◆ WRITTEN EXERCISE
From the listing below, select every line where the word "visible" appears.

(Dataset items)
>>>

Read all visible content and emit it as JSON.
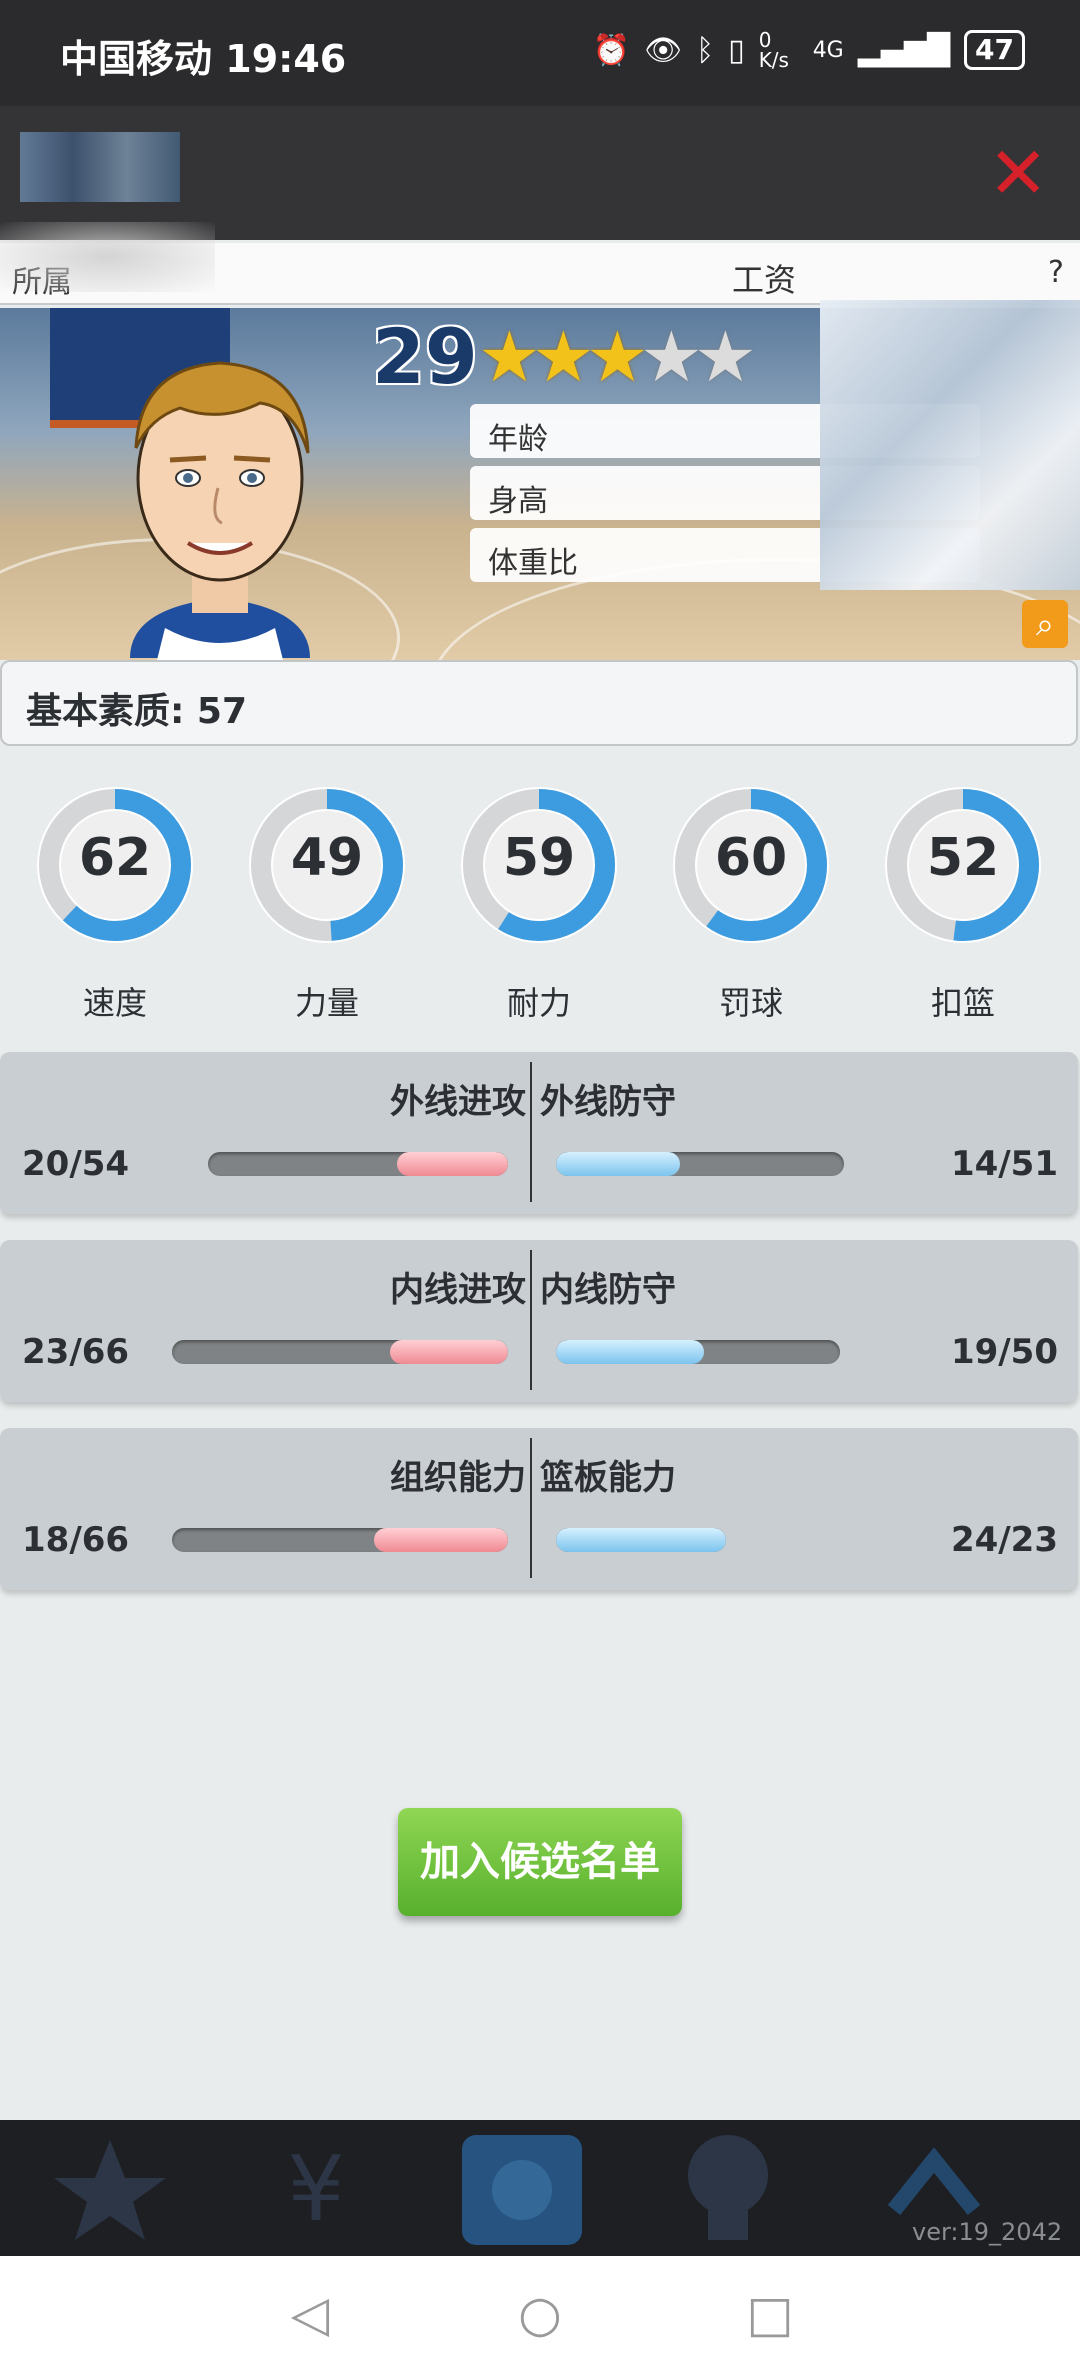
{
  "status_bar": {
    "carrier": "中国移动",
    "time": "19:46",
    "net_speed": "0 K/s",
    "signal": "4G",
    "battery": "47"
  },
  "info_bar": {
    "left_label": "所属",
    "middle_label": "工资",
    "right_label": "?"
  },
  "player": {
    "rating": "29",
    "stars_filled": 3,
    "stars_total": 5,
    "attributes": [
      {
        "label": "年龄"
      },
      {
        "label": "身高"
      },
      {
        "label": "体重比"
      }
    ]
  },
  "basic": {
    "label": "基本素质: 57"
  },
  "abilities": [
    {
      "label": "速度",
      "value": "62",
      "fraction": 0.62
    },
    {
      "label": "力量",
      "value": "49",
      "fraction": 0.49
    },
    {
      "label": "耐力",
      "value": "59",
      "fraction": 0.59
    },
    {
      "label": "罚球",
      "value": "60",
      "fraction": 0.6
    },
    {
      "label": "扣篮",
      "value": "52",
      "fraction": 0.52
    }
  ],
  "comparisons": [
    {
      "left_title": "外线进攻",
      "right_title": "外线防守",
      "left_value": "20/54",
      "right_value": "14/51",
      "left_fraction": 0.37,
      "right_fraction": 0.43
    },
    {
      "left_title": "内线进攻",
      "right_title": "内线防守",
      "left_value": "23/66",
      "right_value": "19/50",
      "left_fraction": 0.35,
      "right_fraction": 0.52
    },
    {
      "left_title": "组织能力",
      "right_title": "篮板能力",
      "left_value": "18/66",
      "right_value": "24/23",
      "left_fraction": 0.4,
      "right_fraction": 1.0
    }
  ],
  "add_button": {
    "label": "加入候选名单"
  },
  "version": "ver:19_2042",
  "colors": {
    "ring_blue": "#3d9be0",
    "ring_grey": "#d4d6d8",
    "close_red": "#d6202a",
    "button_green": "#6cc23a",
    "search_orange": "#f29a1a"
  }
}
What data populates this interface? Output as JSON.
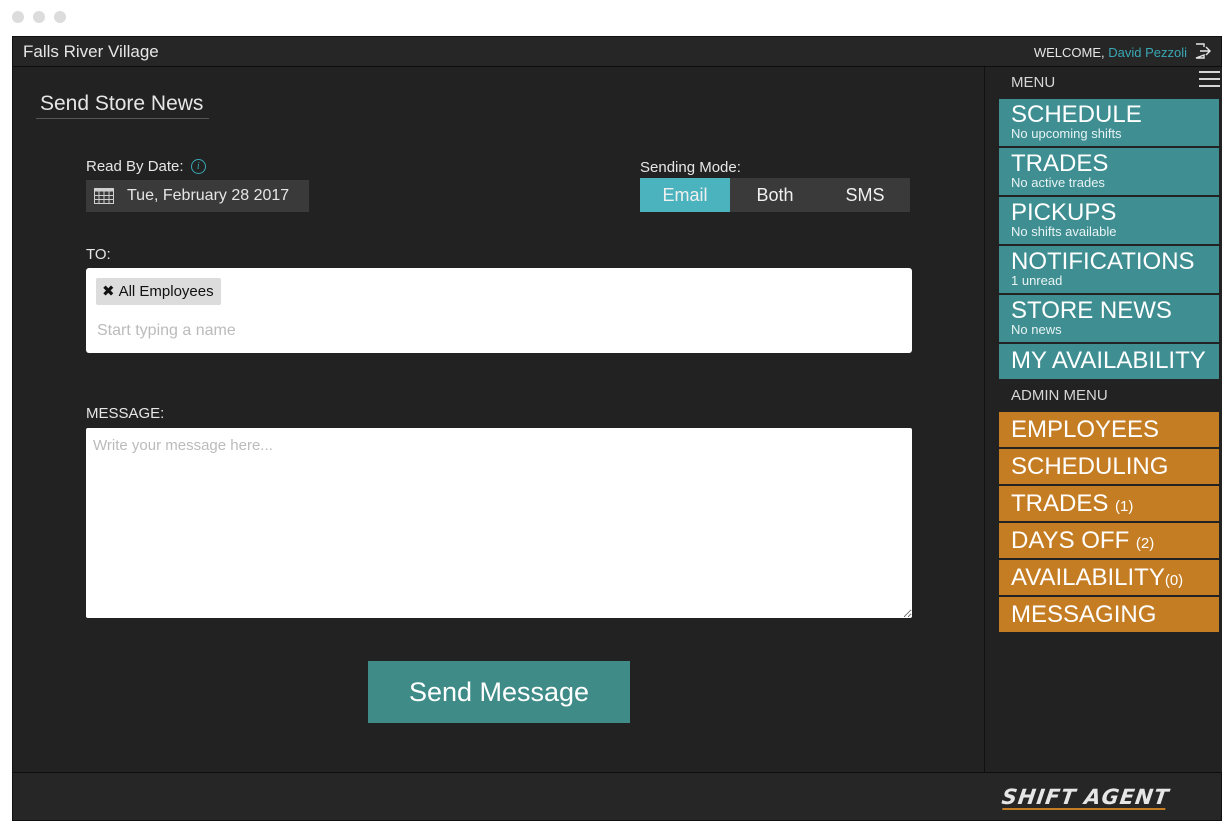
{
  "header": {
    "store_name": "Falls River Village",
    "welcome_label": "WELCOME,",
    "user_name": "David Pezzoli"
  },
  "main": {
    "page_title": "Send Store News",
    "read_by_label": "Read By Date:",
    "read_by_value": "Tue, February 28 2017",
    "sending_mode_label": "Sending Mode:",
    "modes": [
      "Email",
      "Both",
      "SMS"
    ],
    "selected_mode": "Email",
    "to_label": "TO:",
    "to_chip": "All Employees",
    "to_placeholder": "Start typing a name",
    "message_label": "MESSAGE:",
    "message_placeholder": "Write your message here...",
    "send_button": "Send Message"
  },
  "sidebar": {
    "menu_title": "MENU",
    "items": [
      {
        "label": "SCHEDULE",
        "sub": "No upcoming shifts"
      },
      {
        "label": "TRADES",
        "sub": "No active trades"
      },
      {
        "label": "PICKUPS",
        "sub": "No shifts available"
      },
      {
        "label": "NOTIFICATIONS",
        "sub": "1 unread"
      },
      {
        "label": "STORE NEWS",
        "sub": "No news"
      },
      {
        "label": "MY AVAILABILITY",
        "sub": ""
      }
    ],
    "admin_title": "ADMIN MENU",
    "admin_items": [
      {
        "label": "EMPLOYEES",
        "count": ""
      },
      {
        "label": "SCHEDULING",
        "count": ""
      },
      {
        "label": "TRADES ",
        "count": "(1)"
      },
      {
        "label": "DAYS OFF ",
        "count": "(2)"
      },
      {
        "label": "AVAILABILITY",
        "count": "(0)"
      },
      {
        "label": "MESSAGING",
        "count": ""
      }
    ],
    "colors": {
      "menu": "#3e8e92",
      "admin": "#c57d24",
      "accent": "#4bb3bd"
    }
  },
  "footer": {
    "logo_text": "SHIFT AGENT"
  }
}
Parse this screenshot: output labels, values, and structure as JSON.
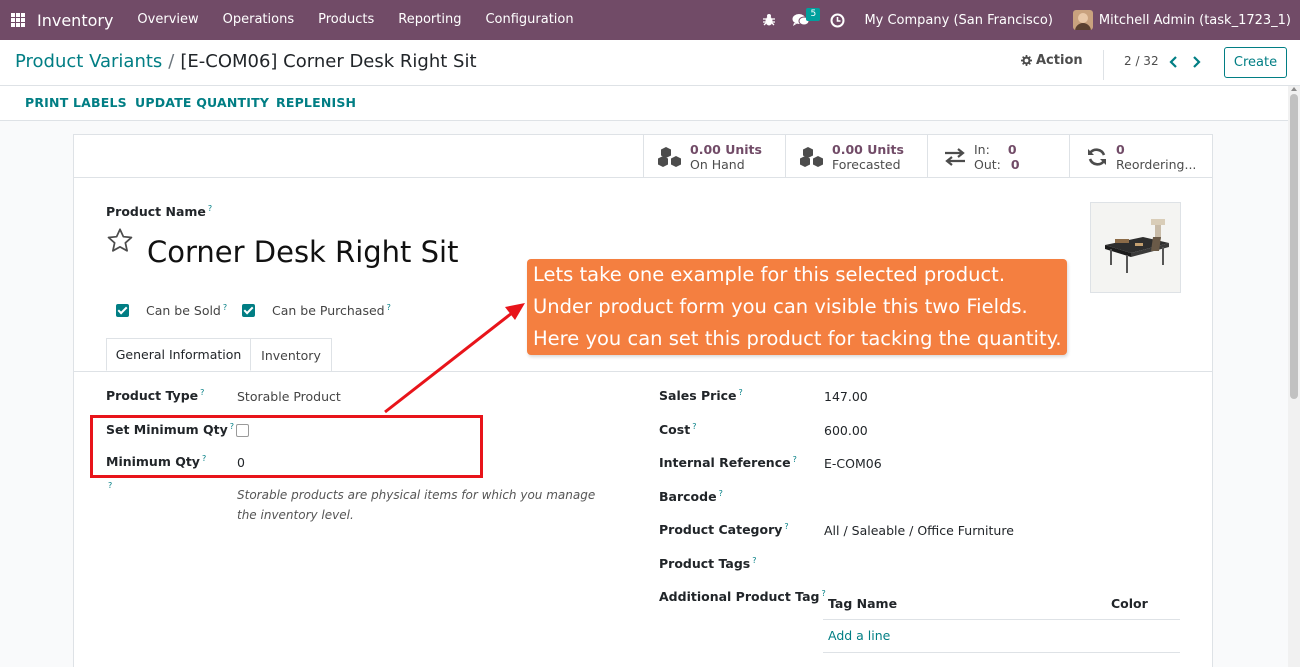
{
  "navbar": {
    "app_name": "Inventory",
    "menu": [
      "Overview",
      "Operations",
      "Products",
      "Reporting",
      "Configuration"
    ],
    "messages_count": "5",
    "company": "My Company (San Francisco)",
    "user": "Mitchell Admin (task_1723_1)"
  },
  "control_panel": {
    "breadcrumb_parent": "Product Variants",
    "breadcrumb_sep": "/",
    "breadcrumb_current": "[E-COM06] Corner Desk Right Sit",
    "action_label": "Action",
    "pager": "2 / 32",
    "create_label": "Create"
  },
  "statusbar": {
    "buttons": [
      "PRINT LABELS",
      "UPDATE QUANTITY",
      "REPLENISH"
    ]
  },
  "smart_buttons": {
    "on_hand_value": "0.00 Units",
    "on_hand_label": "On Hand",
    "forecasted_value": "0.00 Units",
    "forecasted_label": "Forecasted",
    "in_label": "In:",
    "in_value": "0",
    "out_label": "Out:",
    "out_value": "0",
    "reordering_value": "0",
    "reordering_label": "Reordering..."
  },
  "form": {
    "product_name_label": "Product Name",
    "product_name": "Corner Desk Right Sit",
    "can_be_sold_label": "Can be Sold",
    "can_be_purchased_label": "Can be Purchased",
    "tabs": [
      "General Information",
      "Inventory"
    ],
    "product_type_label": "Product Type",
    "product_type": "Storable Product",
    "set_min_qty_label": "Set Minimum Qty",
    "min_qty_label": "Minimum Qty",
    "min_qty": "0",
    "help_text": "Storable products are physical items for which you manage the inventory level.",
    "sales_price_label": "Sales Price",
    "sales_price": "147.00",
    "cost_label": "Cost",
    "cost": "600.00",
    "internal_ref_label": "Internal Reference",
    "internal_ref": "E-COM06",
    "barcode_label": "Barcode",
    "category_label": "Product Category",
    "category": "All / Saleable / Office Furniture",
    "tags_label": "Product Tags",
    "additional_tag_label": "Additional Product Tag",
    "tag_col_name": "Tag Name",
    "tag_col_color": "Color",
    "add_line": "Add a line",
    "help_marker": "?"
  },
  "annotation": {
    "line1": "Lets take one example for this selected product.",
    "line2": "Under product form you can visible this two Fields.",
    "line3": "Here you can set this product for tacking the quantity."
  },
  "colors": {
    "navbar": "#714b67",
    "accent": "#017e84",
    "callout": "#f47f40",
    "highlight": "#e8141a"
  }
}
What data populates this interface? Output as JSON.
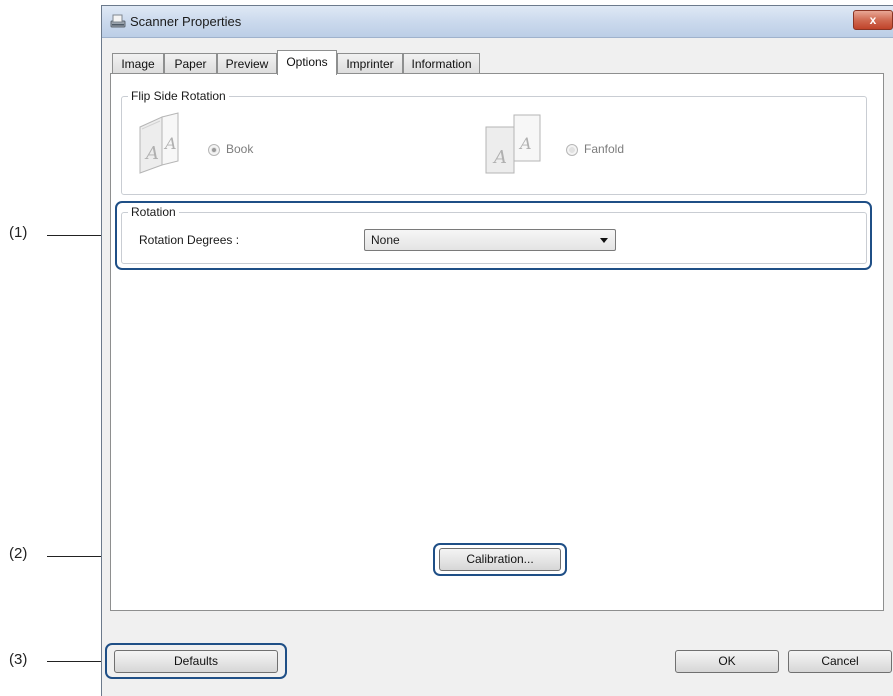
{
  "window": {
    "title": "Scanner Properties",
    "close_label": "x"
  },
  "tabs": [
    {
      "label": "Image"
    },
    {
      "label": "Paper"
    },
    {
      "label": "Preview"
    },
    {
      "label": "Options",
      "active": true
    },
    {
      "label": "Imprinter"
    },
    {
      "label": "Information"
    }
  ],
  "flip_side": {
    "title": "Flip Side Rotation",
    "book_label": "Book",
    "book_selected": true,
    "fanfold_label": "Fanfold",
    "enabled": false
  },
  "rotation": {
    "title": "Rotation",
    "degrees_label": "Rotation Degrees :",
    "degrees_value": "None"
  },
  "buttons": {
    "calibration": "Calibration...",
    "defaults": "Defaults",
    "ok": "OK",
    "cancel": "Cancel"
  },
  "callouts": [
    "(1)",
    "(2)",
    "(3)"
  ],
  "colors": {
    "highlight": "#1f4f86",
    "titlebar": "#c9d8ec",
    "close": "#c0432a"
  }
}
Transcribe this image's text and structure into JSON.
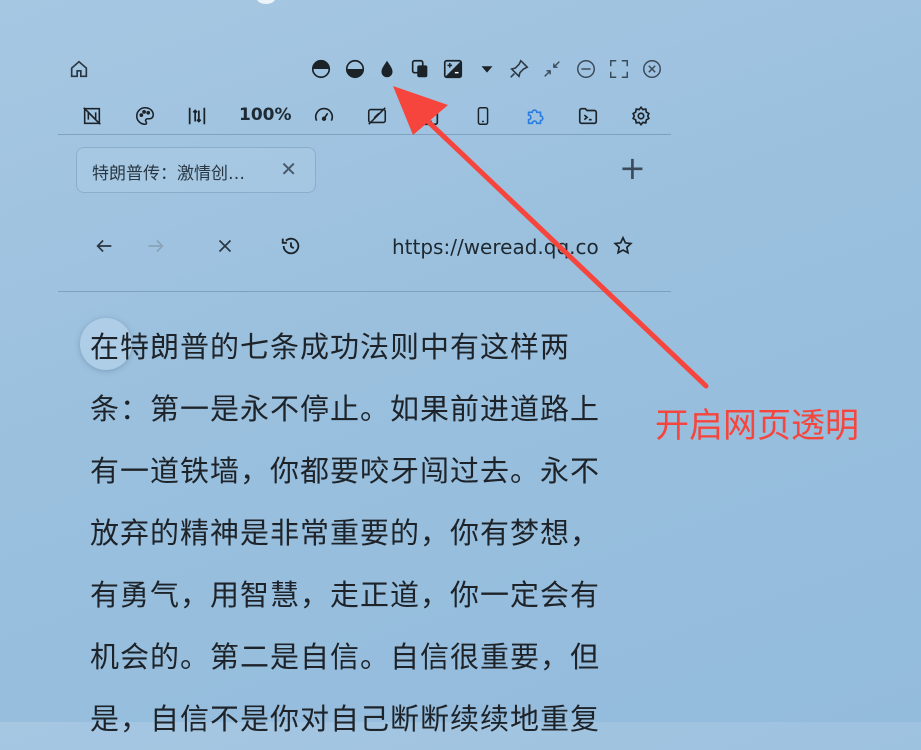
{
  "toolbar_top": {
    "icons": [
      "home-icon",
      "half-dark-top-icon",
      "half-dark-bottom-icon",
      "droplet-icon",
      "layers-icon",
      "exposure-icon",
      "dropdown-icon",
      "pin-icon",
      "shrink-icon",
      "minimize-icon",
      "fullscreen-icon",
      "close-icon"
    ]
  },
  "toolbar_second": {
    "zoom": "100%",
    "icons": [
      "no-image-icon",
      "palette-icon",
      "vertical-resize-icon",
      "speedometer-icon",
      "no-screen-icon",
      "tablet-icon",
      "phone-icon",
      "puzzle-icon",
      "terminal-icon",
      "settings-icon"
    ]
  },
  "tabs": [
    {
      "title": "特朗普传：激情创…",
      "close": "✕"
    }
  ],
  "new_tab": "+",
  "nav": {
    "url": "https://weread.qq.com"
  },
  "content": {
    "lines": [
      "在特朗普的七条成功法则中有这样两",
      "条：第一是永不停止。如果前进道路上",
      "有一道铁墙，你都要咬牙闯过去。永不",
      "放弃的精神是非常重要的，你有梦想，",
      "有勇气，用智慧，走正道，你一定会有",
      "机会的。第二是自信。自信很重要，但",
      "是，自信不是你对自己断断续续地重复"
    ]
  },
  "annotation": {
    "text": "开启网页透明",
    "color": "#f5453c"
  }
}
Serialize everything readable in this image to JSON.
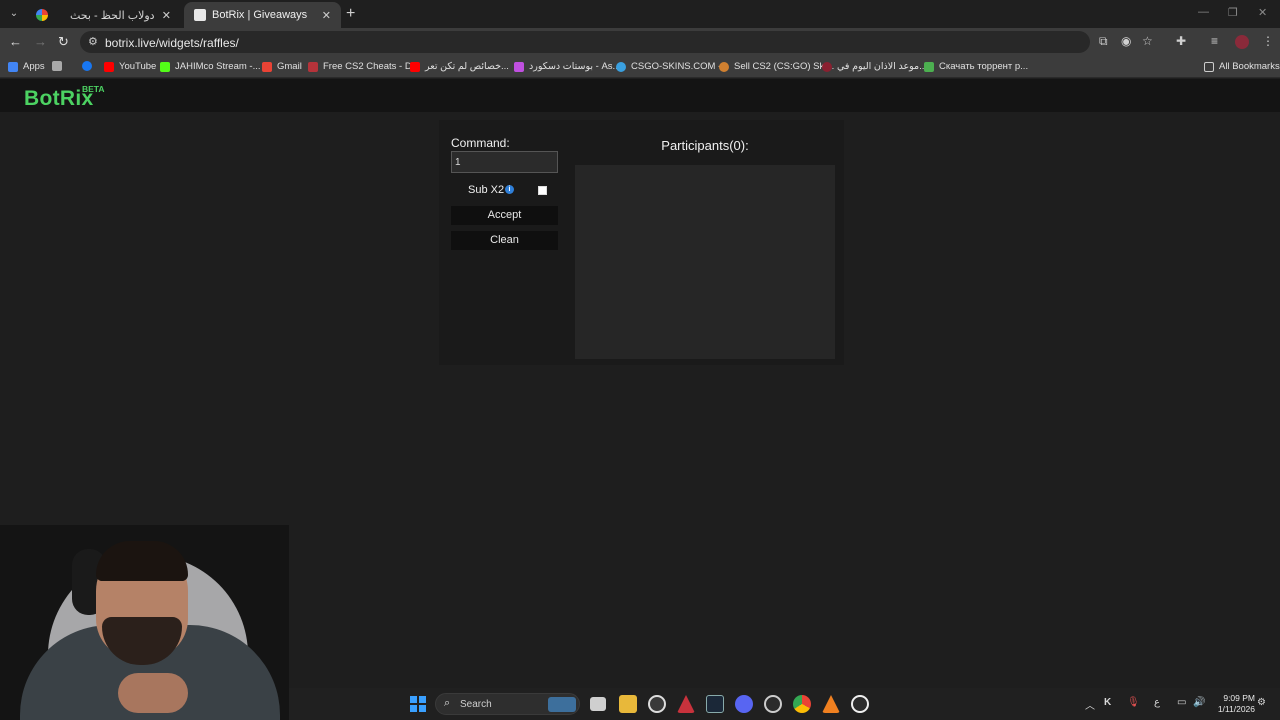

<<<

◆ OUTPUT OF THE EXERCISE
Read all visible content and emit it as JSON.
    "line2": "Under product form you can visible this two Fields.",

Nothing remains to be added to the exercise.